AIM 1 –
Answer these questions about the plasma engine text:
(a) What minimum thrust can the new engine generate?
(b) How long can a one-way flight to Mars take with conventional engines?
(c) What position does Alexey Voronov hold?
AIM 2 –
In the records, copy out everything from the line containing "decompose this screenshot" down to the line containing "chart-title: Record Bullish", with both of those lines included.

··· TEXT EXTRACT ···

Something to look forward to: Scientists have created a laboratory prototype of a plasma electric rocket engine that could revolutionize space travel. Based on a magnetic plasma accelerator, this propulsion system promises to significantly reduce interplanetary travel time, potentially enabling trips to Mars in just one to two months.
Russia's State Atomic Energy Corporation, Rosatom, recently developed a new spacecraft engine with impressive specifications. It far surpasses the capabilities of traditional chemical rocket engines, capable of generating at least 6 N of thrust and a specific impulse of at least 100 km/s.
"Currently, a flight to Mars using conventional engines can take almost a year one way, which is dangerous for astronauts due to cosmic radiation and exposure to radiation," Alexey Voronov, First Deputy Director General for Science at the Rosatom Research Institute, explained. "Using plasma engines can shorten the mission to 30-60 days, meaning it will be possible to send an astronaut to Mars and back."

··· GIVEN DATA ···

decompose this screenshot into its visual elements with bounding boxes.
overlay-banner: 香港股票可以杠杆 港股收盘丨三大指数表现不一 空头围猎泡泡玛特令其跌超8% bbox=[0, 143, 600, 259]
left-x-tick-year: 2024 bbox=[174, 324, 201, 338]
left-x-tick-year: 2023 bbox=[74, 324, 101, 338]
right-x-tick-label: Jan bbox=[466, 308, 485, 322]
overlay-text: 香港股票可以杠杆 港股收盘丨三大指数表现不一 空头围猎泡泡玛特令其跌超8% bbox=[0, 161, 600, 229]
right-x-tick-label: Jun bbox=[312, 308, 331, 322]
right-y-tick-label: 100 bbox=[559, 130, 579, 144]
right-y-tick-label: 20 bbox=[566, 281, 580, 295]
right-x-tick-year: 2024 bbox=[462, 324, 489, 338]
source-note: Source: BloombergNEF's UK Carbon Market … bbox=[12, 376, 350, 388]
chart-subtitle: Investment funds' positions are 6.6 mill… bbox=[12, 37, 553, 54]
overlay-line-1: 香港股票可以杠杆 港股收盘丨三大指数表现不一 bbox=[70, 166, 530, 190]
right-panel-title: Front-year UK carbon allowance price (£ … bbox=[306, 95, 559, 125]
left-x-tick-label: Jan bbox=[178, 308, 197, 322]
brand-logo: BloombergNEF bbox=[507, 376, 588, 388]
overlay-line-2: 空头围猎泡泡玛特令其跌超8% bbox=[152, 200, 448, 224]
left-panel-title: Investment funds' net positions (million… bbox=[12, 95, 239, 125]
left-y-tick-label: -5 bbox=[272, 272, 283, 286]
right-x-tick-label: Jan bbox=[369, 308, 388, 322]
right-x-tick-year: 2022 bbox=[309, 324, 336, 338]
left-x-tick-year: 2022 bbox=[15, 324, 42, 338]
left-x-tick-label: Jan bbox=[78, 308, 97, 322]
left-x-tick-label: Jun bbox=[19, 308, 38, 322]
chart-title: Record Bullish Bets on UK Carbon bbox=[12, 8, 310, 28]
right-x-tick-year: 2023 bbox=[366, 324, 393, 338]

···
··· GIVEN DATA ···

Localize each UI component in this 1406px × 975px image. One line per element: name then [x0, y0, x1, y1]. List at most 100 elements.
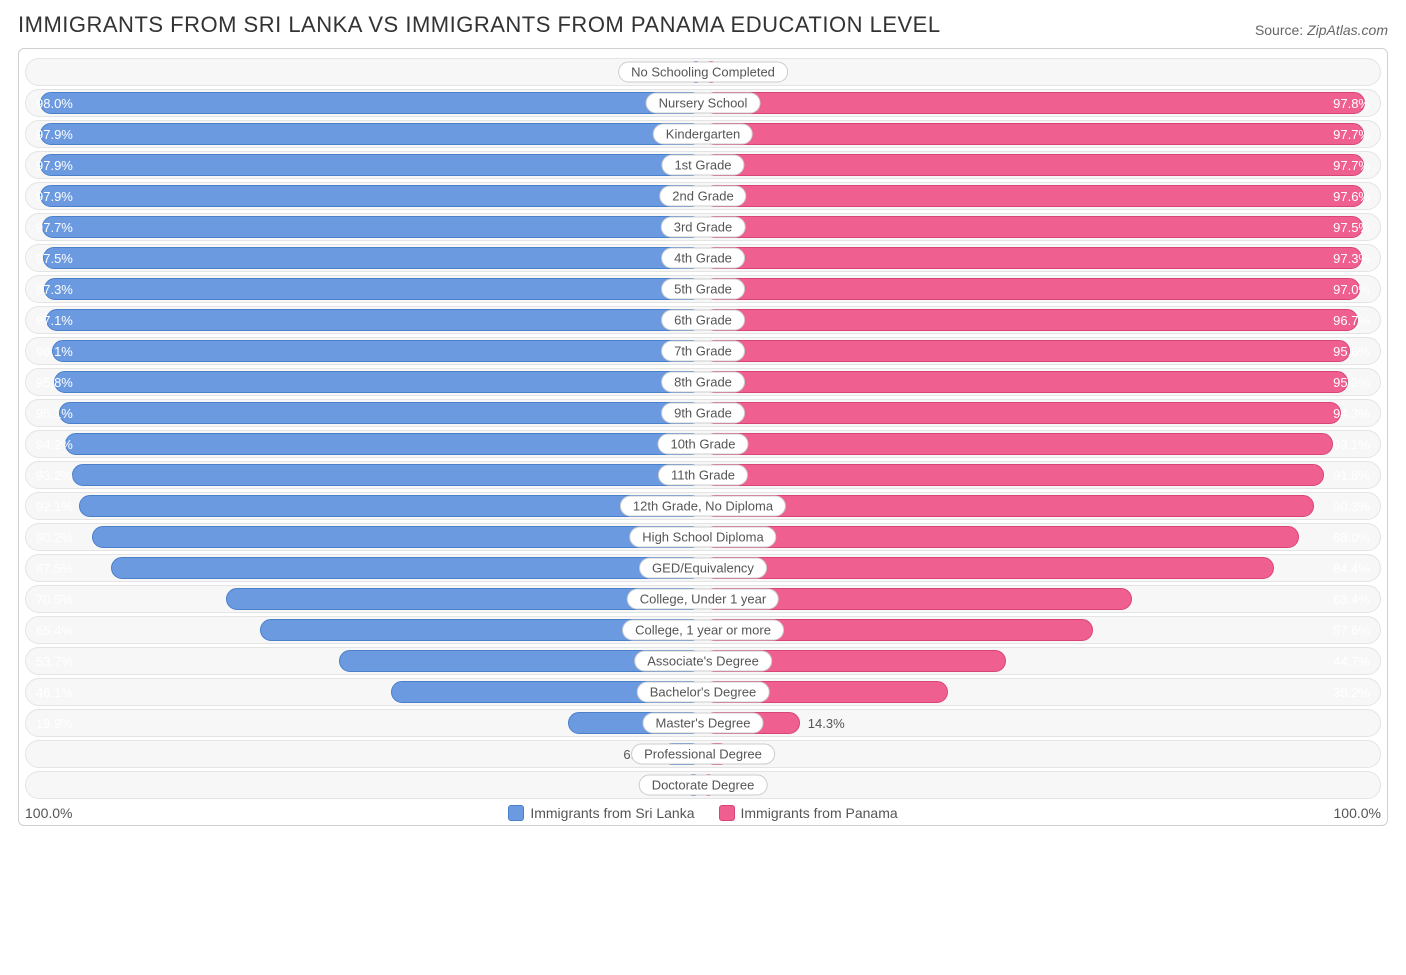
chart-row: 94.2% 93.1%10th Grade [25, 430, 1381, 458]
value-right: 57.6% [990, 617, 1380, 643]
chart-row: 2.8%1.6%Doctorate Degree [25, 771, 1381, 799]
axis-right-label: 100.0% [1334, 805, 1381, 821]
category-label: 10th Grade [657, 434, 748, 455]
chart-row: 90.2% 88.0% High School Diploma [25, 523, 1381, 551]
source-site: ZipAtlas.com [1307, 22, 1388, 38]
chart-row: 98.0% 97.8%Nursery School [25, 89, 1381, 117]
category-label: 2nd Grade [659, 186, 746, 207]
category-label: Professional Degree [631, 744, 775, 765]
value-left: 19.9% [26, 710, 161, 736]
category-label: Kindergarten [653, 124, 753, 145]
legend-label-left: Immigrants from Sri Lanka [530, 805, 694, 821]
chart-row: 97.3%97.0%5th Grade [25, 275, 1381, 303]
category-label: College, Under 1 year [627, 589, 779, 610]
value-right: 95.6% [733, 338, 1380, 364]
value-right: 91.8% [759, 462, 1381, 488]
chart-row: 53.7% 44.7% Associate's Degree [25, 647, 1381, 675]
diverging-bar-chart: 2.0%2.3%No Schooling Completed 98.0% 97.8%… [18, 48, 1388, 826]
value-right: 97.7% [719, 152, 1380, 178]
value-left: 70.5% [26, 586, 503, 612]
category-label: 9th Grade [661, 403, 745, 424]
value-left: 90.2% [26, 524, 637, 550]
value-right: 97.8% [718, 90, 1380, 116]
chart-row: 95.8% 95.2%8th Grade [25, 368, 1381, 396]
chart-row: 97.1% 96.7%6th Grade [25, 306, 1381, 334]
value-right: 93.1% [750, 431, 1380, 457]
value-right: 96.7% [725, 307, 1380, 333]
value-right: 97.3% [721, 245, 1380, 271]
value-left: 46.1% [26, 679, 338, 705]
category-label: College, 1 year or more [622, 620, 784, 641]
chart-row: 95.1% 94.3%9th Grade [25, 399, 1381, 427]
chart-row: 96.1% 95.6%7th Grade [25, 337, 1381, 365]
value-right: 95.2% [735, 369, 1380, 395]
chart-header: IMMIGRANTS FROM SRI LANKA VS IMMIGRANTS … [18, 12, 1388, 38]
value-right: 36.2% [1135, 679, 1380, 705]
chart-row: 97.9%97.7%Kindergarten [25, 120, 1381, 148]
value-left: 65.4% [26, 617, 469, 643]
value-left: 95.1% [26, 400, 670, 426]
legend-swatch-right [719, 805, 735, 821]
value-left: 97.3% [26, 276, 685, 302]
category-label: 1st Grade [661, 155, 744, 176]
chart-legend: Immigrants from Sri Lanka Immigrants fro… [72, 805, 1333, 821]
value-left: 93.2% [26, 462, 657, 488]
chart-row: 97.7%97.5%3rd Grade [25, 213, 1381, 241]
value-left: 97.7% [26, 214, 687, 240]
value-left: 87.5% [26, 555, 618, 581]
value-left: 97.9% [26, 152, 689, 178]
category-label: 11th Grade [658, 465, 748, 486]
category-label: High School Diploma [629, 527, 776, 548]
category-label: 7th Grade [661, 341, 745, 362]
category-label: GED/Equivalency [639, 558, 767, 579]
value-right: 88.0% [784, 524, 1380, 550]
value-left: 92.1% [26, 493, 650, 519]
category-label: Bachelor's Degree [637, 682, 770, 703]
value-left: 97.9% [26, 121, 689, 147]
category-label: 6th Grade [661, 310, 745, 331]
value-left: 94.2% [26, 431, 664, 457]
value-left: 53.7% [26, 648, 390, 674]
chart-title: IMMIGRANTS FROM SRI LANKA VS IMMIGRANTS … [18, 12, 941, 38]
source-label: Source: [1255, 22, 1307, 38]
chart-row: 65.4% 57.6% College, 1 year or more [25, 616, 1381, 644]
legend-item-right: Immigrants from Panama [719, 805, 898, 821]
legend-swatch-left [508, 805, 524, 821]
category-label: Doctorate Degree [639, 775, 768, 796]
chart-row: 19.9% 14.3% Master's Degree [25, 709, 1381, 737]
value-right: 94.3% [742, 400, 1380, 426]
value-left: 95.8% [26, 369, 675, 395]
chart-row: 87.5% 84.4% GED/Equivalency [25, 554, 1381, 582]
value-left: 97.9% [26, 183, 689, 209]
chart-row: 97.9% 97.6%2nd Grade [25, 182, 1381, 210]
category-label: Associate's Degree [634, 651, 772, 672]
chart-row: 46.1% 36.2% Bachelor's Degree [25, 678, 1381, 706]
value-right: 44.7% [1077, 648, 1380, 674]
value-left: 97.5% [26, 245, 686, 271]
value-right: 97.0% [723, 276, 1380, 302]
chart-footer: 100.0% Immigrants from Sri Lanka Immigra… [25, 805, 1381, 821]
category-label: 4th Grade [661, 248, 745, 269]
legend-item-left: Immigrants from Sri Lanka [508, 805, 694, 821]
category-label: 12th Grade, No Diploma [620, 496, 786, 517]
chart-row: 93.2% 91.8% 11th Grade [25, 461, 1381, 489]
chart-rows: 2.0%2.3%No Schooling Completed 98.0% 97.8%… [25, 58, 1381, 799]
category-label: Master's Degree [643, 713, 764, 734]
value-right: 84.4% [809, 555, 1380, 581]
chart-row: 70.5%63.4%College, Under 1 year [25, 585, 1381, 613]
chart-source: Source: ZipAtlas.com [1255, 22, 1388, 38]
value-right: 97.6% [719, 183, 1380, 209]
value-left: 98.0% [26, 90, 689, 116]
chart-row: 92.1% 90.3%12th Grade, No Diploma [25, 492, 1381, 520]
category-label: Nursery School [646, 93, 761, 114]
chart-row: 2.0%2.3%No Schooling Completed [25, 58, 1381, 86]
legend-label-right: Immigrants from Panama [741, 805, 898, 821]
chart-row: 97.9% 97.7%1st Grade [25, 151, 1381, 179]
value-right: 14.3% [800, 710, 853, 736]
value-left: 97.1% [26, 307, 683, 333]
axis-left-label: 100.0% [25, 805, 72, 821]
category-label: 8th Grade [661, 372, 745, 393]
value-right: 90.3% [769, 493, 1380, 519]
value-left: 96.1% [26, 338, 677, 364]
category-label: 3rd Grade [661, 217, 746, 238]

···

OUTPUT 1 –
(a) At least 6 N.
(b) Almost a year.
(c) First Deputy Director General for Science at the Rosatom Research Institute.

OUTPUT 2 –
decompose this screenshot into its visual elements with bounding boxes.
overlay-banner: 香港股票可以杠杆 港股收盘丨三大指数表现不一 空头围猎泡泡玛特令其跌超8% bbox=[0, 143, 600, 259]
left-x-tick-year: 2024 bbox=[174, 324, 201, 338]
left-x-tick-year: 2023 bbox=[74, 324, 101, 338]
right-x-tick-label: Jan bbox=[466, 308, 485, 322]
overlay-text: 香港股票可以杠杆 港股收盘丨三大指数表现不一 空头围猎泡泡玛特令其跌超8% bbox=[0, 161, 600, 229]
right-x-tick-label: Jun bbox=[312, 308, 331, 322]
right-y-tick-label: 100 bbox=[559, 130, 579, 144]
right-y-tick-label: 20 bbox=[566, 281, 580, 295]
right-x-tick-year: 2024 bbox=[462, 324, 489, 338]
source-note: Source: BloombergNEF's UK Carbon Market … bbox=[12, 376, 350, 388]
chart-subtitle: Investment funds' positions are 6.6 mill… bbox=[12, 37, 553, 54]
overlay-line-1: 香港股票可以杠杆 港股收盘丨三大指数表现不一 bbox=[70, 166, 530, 190]
right-panel-title: Front-year UK carbon allowance price (£ … bbox=[306, 95, 559, 125]
left-x-tick-label: Jan bbox=[178, 308, 197, 322]
brand-logo: BloombergNEF bbox=[507, 376, 588, 388]
overlay-line-2: 空头围猎泡泡玛特令其跌超8% bbox=[152, 200, 448, 224]
left-panel-title: Investment funds' net positions (million… bbox=[12, 95, 239, 125]
left-y-tick-label: -5 bbox=[272, 272, 283, 286]
right-x-tick-label: Jan bbox=[369, 308, 388, 322]
right-x-tick-year: 2022 bbox=[309, 324, 336, 338]
left-x-tick-year: 2022 bbox=[15, 324, 42, 338]
left-x-tick-label: Jan bbox=[78, 308, 97, 322]
left-x-tick-label: Jun bbox=[19, 308, 38, 322]
chart-title: Record Bullish Bets on UK Carbon bbox=[12, 8, 310, 28]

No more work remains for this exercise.